[Recorded data]
☆ ☆ ☆ ☆

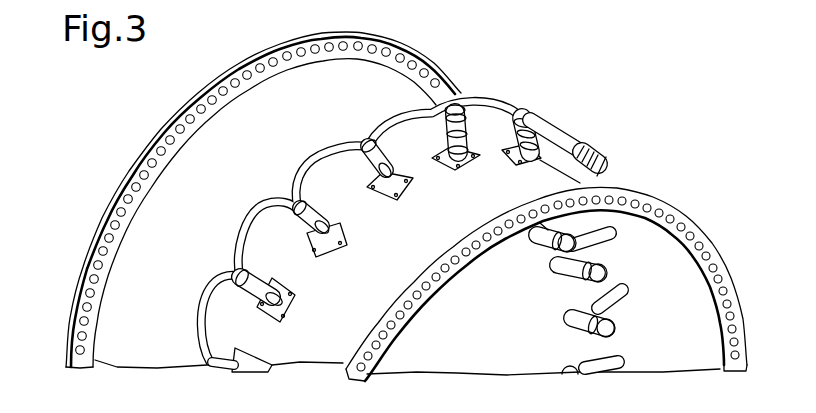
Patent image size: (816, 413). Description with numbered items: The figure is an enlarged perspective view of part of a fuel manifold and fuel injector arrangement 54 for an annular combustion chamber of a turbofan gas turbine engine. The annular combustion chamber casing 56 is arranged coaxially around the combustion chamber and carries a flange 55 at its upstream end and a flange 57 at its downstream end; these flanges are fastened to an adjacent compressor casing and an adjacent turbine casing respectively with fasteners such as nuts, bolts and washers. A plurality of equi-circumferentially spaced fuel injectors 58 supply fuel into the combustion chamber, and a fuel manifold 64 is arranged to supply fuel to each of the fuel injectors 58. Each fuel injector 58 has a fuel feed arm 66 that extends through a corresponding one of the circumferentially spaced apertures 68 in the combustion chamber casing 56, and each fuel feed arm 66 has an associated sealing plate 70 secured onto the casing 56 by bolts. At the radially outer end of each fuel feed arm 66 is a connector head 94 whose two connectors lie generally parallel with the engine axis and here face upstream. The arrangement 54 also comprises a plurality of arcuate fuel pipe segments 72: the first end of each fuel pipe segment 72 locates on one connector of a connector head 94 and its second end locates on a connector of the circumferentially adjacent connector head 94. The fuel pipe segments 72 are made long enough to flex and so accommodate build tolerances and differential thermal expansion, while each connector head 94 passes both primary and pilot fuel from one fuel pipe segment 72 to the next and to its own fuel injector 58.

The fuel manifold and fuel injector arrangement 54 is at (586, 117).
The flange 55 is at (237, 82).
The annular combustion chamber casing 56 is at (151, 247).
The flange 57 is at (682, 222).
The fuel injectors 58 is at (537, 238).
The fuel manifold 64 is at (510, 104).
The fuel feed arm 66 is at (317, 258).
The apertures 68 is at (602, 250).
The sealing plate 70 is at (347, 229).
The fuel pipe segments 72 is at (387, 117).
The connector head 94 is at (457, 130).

☆ ☆ ☆ ☆

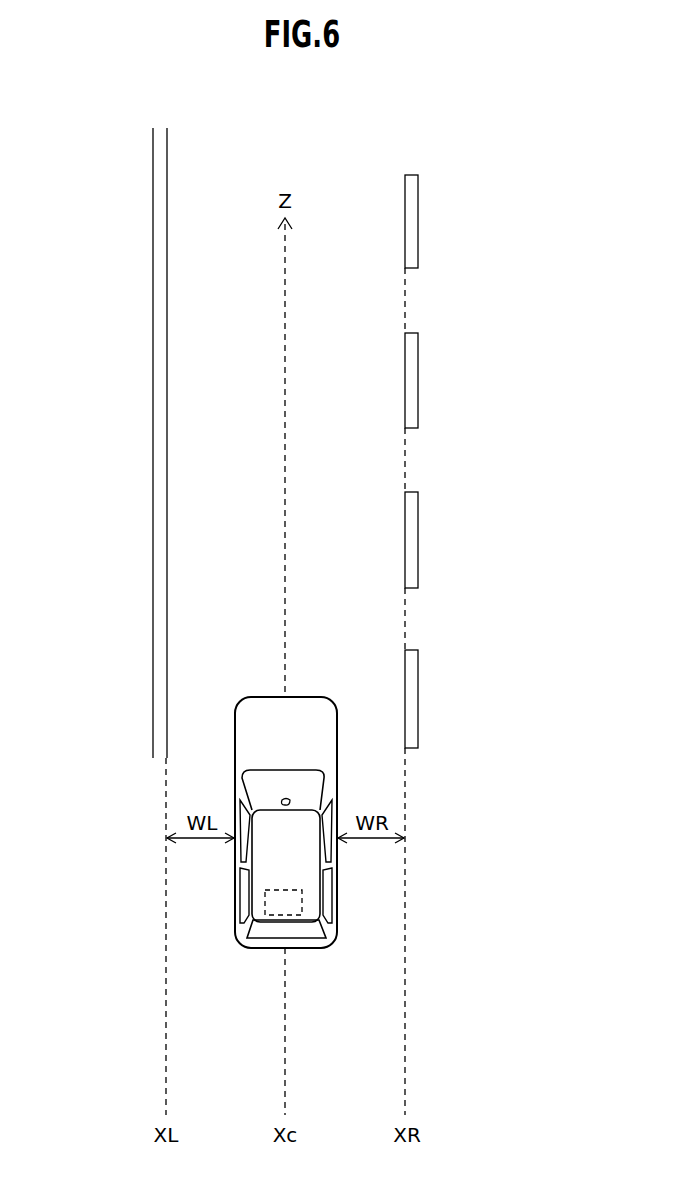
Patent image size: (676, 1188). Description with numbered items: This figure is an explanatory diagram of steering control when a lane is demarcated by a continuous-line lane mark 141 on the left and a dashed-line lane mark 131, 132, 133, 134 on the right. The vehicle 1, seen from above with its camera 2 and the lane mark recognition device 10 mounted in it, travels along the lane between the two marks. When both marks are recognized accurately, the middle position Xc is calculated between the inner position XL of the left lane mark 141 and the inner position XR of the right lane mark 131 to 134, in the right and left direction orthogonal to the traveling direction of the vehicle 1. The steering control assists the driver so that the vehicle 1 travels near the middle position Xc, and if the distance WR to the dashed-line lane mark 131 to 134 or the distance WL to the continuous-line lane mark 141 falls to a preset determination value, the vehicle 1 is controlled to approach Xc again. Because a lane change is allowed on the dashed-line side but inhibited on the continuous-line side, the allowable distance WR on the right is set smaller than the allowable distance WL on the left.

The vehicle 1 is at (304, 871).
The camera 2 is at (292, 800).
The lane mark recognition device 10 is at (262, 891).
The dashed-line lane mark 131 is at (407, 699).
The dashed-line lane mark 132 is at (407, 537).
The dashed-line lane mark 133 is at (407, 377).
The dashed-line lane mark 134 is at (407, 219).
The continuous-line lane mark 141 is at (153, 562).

☆ ☆ ☆ ☆

Reproduce the lines from the one containing "Patent image size: (676, 1188)." through the one containing "The vehicle 1 is at (304, 871).", including both of those lines.

**Answer to this exercise**
Patent image size: (676, 1188). Description with numbered items: This figure is an explanatory diagram of steering control when a lane is demarcated by a continuous-line lane mark 141 on the left and a dashed-line lane mark 131, 132, 133, 134 on the right. The vehicle 1, seen from above with its camera 2 and the lane mark recognition device 10 mounted in it, travels along the lane between the two marks. When both marks are recognized accurately, the middle position Xc is calculated between the inner position XL of the left lane mark 141 and the inner position XR of the right lane mark 131 to 134, in the right and left direction orthogonal to the traveling direction of the vehicle 1. The steering control assists the driver so that the vehicle 1 travels near the middle position Xc, and if the distance WR to the dashed-line lane mark 131 to 134 or the distance WL to the continuous-line lane mark 141 falls to a preset determination value, the vehicle 1 is controlled to approach Xc again. Because a lane change is allowed on the dashed-line side but inhibited on the continuous-line side, the allowable distance WR on the right is set smaller than the allowable distance WL on the left.

The vehicle 1 is at (304, 871).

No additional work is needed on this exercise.